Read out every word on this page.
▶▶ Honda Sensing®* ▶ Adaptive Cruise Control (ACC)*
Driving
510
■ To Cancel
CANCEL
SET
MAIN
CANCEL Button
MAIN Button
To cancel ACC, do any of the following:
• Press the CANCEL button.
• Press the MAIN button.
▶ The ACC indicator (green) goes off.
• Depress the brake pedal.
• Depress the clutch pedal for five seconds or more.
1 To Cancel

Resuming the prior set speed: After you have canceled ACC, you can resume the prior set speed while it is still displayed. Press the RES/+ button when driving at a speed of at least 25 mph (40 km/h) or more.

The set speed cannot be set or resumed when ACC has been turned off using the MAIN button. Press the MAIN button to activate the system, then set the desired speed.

···

Extract the listing in its entirety and repeat it exactly.

Problem solution.
Read out every word on this page.
▶▶ Honda Sensing®* ▶ Adaptive Cruise Control (ACC)*
Driving
510
■ To Cancel
CANCEL
SET
MAIN
CANCEL Button
MAIN Button
To cancel ACC, do any of the following:
• Press the CANCEL button.
• Press the MAIN button.
▶ The ACC indicator (green) goes off.
• Depress the brake pedal.
• Depress the clutch pedal for five seconds or more.
1 To Cancel

Resuming the prior set speed: After you have canceled ACC, you can resume the prior set speed while it is still displayed. Press the RES/+ button when driving at a speed of at least 25 mph (40 km/h) or more.

The set speed cannot be set or resumed when ACC has been turned off using the MAIN button. Press the MAIN button to activate the system, then set the desired speed.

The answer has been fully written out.